#### [Exercise requirements]
Where a line holds the word "στις", copy that line.

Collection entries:
┄┄┄┄┄┄┄┄┄┄

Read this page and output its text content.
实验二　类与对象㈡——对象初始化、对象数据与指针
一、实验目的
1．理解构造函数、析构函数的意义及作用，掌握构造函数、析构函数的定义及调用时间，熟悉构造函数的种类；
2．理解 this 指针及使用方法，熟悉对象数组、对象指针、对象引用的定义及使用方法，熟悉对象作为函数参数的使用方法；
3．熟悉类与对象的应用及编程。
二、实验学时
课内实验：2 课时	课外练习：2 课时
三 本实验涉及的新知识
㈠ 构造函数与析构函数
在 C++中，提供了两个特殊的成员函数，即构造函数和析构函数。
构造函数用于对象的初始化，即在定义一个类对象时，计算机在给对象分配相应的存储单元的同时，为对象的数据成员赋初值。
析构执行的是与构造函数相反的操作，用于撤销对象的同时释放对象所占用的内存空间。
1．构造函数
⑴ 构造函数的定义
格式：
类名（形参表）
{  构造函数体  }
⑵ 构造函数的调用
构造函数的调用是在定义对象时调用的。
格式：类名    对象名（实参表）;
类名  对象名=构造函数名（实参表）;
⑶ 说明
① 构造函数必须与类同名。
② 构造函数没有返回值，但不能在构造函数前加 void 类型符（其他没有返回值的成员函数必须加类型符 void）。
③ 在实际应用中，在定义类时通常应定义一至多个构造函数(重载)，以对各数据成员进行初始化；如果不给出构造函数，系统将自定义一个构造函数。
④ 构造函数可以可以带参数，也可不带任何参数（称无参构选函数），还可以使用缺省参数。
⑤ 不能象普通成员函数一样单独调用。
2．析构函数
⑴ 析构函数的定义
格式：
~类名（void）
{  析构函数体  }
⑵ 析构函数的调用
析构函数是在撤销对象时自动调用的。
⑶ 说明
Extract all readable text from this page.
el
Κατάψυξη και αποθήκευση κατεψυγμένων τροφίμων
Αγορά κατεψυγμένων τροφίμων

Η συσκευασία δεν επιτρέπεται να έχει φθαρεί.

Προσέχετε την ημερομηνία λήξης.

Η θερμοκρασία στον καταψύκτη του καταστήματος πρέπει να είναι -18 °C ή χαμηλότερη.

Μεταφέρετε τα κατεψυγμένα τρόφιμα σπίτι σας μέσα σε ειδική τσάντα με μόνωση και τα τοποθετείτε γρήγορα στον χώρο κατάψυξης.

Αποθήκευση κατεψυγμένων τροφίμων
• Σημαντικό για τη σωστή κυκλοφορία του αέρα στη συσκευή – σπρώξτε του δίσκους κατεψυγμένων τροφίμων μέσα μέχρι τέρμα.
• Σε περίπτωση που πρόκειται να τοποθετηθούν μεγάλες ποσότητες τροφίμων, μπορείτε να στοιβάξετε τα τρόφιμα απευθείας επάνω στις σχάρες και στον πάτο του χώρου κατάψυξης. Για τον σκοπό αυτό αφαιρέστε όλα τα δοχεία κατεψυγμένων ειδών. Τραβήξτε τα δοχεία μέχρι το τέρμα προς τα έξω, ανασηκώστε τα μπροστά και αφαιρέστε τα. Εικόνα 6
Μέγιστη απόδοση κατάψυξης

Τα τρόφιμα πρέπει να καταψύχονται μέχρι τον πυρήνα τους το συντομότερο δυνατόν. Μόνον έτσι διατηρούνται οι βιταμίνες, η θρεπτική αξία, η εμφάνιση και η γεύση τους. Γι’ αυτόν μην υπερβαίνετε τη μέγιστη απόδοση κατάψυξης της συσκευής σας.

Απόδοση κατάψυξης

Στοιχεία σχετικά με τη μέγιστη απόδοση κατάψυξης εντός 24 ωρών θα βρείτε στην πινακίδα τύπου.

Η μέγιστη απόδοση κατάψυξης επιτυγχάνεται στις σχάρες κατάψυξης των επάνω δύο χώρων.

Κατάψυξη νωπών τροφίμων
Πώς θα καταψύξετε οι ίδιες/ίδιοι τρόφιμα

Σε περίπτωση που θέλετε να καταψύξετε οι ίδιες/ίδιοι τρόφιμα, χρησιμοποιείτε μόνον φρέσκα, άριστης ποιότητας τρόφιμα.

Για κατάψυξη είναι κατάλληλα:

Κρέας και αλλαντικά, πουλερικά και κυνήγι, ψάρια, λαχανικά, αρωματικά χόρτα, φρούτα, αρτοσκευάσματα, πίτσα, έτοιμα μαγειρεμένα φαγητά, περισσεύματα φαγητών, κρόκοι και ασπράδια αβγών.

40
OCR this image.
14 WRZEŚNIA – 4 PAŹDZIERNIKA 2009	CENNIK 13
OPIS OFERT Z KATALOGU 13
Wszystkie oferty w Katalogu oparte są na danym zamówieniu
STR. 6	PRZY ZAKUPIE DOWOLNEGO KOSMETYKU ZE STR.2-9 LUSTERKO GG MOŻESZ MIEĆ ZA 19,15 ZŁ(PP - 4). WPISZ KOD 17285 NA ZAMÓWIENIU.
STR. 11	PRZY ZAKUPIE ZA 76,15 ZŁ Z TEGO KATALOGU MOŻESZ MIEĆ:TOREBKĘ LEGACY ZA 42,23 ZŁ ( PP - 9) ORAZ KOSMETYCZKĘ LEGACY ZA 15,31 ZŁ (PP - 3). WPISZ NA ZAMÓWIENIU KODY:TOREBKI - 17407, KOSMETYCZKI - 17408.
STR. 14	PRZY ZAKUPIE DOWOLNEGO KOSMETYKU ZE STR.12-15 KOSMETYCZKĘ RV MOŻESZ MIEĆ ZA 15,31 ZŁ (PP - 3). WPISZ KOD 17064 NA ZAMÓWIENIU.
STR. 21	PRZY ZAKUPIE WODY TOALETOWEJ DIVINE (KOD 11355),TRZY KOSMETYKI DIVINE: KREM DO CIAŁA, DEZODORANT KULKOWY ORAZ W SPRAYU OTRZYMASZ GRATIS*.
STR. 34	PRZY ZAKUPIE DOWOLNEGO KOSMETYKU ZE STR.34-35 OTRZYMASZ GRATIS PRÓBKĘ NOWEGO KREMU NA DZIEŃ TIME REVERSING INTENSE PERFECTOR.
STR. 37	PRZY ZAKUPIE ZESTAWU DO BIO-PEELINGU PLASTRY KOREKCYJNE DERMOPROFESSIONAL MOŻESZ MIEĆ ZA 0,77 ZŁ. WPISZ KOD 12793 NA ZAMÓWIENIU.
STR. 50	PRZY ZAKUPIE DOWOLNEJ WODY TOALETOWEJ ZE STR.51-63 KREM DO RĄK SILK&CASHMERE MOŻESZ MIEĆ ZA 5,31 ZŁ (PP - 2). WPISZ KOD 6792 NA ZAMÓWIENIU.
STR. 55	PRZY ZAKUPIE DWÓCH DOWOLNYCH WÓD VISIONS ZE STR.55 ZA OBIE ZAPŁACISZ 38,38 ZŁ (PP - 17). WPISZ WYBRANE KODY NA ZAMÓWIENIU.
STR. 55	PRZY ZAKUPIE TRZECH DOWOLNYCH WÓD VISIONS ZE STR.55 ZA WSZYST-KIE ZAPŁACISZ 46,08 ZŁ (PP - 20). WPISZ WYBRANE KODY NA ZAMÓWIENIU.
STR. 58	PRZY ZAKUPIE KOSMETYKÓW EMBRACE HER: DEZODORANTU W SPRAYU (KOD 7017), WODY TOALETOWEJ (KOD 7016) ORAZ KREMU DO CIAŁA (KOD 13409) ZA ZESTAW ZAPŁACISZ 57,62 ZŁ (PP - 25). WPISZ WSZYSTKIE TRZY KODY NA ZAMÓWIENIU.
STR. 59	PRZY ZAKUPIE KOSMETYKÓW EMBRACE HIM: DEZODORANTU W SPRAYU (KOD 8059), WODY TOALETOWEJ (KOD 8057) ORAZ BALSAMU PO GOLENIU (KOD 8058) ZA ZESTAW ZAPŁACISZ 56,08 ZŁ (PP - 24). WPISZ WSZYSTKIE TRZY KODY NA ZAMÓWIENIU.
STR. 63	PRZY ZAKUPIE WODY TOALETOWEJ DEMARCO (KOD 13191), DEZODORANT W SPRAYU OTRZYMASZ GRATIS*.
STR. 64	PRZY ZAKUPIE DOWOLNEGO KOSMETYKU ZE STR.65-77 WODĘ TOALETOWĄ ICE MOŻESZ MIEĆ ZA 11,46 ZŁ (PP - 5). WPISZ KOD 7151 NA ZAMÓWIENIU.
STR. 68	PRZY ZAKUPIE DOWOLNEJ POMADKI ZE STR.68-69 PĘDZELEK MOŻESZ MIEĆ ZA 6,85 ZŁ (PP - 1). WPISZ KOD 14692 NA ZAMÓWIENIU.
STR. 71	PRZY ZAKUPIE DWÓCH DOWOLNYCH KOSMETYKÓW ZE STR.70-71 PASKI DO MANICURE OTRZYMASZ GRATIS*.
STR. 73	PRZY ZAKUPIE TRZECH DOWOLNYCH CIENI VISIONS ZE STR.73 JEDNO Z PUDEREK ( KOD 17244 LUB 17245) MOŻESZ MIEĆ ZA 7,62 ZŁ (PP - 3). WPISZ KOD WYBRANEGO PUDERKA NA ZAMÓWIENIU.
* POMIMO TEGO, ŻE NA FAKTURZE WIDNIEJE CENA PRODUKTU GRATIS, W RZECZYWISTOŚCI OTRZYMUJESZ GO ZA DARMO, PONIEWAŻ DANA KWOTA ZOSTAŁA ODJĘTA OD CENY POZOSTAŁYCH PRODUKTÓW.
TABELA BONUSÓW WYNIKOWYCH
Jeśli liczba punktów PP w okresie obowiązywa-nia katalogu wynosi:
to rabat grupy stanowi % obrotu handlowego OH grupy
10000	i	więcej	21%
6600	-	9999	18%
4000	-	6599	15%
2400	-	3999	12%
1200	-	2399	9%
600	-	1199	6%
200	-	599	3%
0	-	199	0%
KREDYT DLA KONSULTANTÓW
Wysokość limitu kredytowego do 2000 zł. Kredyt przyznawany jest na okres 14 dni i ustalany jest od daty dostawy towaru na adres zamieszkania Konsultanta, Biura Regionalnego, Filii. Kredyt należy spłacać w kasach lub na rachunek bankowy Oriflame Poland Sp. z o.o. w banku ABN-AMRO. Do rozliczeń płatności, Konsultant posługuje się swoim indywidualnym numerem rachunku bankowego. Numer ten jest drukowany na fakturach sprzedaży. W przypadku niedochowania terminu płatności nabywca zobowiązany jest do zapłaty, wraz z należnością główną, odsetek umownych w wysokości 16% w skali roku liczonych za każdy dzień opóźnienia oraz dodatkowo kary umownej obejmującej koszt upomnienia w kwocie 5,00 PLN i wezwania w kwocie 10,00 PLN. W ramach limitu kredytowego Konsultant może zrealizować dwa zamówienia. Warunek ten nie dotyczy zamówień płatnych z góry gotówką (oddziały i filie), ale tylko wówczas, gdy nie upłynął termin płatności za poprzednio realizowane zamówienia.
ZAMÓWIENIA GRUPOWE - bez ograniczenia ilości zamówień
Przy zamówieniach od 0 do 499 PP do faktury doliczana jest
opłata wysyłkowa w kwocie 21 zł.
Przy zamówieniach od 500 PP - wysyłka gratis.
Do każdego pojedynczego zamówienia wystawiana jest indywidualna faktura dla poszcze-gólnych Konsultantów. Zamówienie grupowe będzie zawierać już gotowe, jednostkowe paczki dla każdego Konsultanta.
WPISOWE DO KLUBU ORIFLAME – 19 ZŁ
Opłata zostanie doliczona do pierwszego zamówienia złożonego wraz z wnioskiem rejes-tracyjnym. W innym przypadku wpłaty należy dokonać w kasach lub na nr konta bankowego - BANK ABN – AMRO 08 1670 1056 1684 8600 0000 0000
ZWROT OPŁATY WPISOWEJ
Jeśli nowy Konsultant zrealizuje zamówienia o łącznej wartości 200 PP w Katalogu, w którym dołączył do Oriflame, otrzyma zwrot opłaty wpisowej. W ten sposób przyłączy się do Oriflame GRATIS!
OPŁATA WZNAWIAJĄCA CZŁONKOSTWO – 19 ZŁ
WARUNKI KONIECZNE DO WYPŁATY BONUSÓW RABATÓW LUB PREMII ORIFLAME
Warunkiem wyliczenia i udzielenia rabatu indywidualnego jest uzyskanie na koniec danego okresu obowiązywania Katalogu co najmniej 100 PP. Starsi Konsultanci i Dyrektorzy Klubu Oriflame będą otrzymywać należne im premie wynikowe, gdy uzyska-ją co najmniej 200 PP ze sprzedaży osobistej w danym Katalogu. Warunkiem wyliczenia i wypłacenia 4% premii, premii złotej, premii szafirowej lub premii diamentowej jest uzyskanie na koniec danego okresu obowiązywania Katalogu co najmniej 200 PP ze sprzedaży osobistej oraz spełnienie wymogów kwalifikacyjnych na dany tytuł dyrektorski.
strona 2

┄┄┄┄┄┄┄┄┄┄

#### [The response]
• Σε περίπτωση που πρόκειται να τοποθετηθούν μεγάλες ποσότητες τροφίμων, μπορείτε να στοιβάξετε τα τρόφιμα απευθείας επάνω στις σχάρες και στον πάτο του χώρου κατάψυξης. Για τον σκοπό αυτό αφαιρέστε όλα τα δοχεία κατεψυγμένων ειδών. Τραβήξτε τα δοχεία μέχρι το τέρμα προς τα έξω, ανασηκώστε τα μπροστά και αφαιρέστε τα. Εικόνα 6
Η μέγιστη απόδοση κατάψυξης επιτυγχάνεται στις σχάρες κατάψυξης των επάνω δύο χώρων.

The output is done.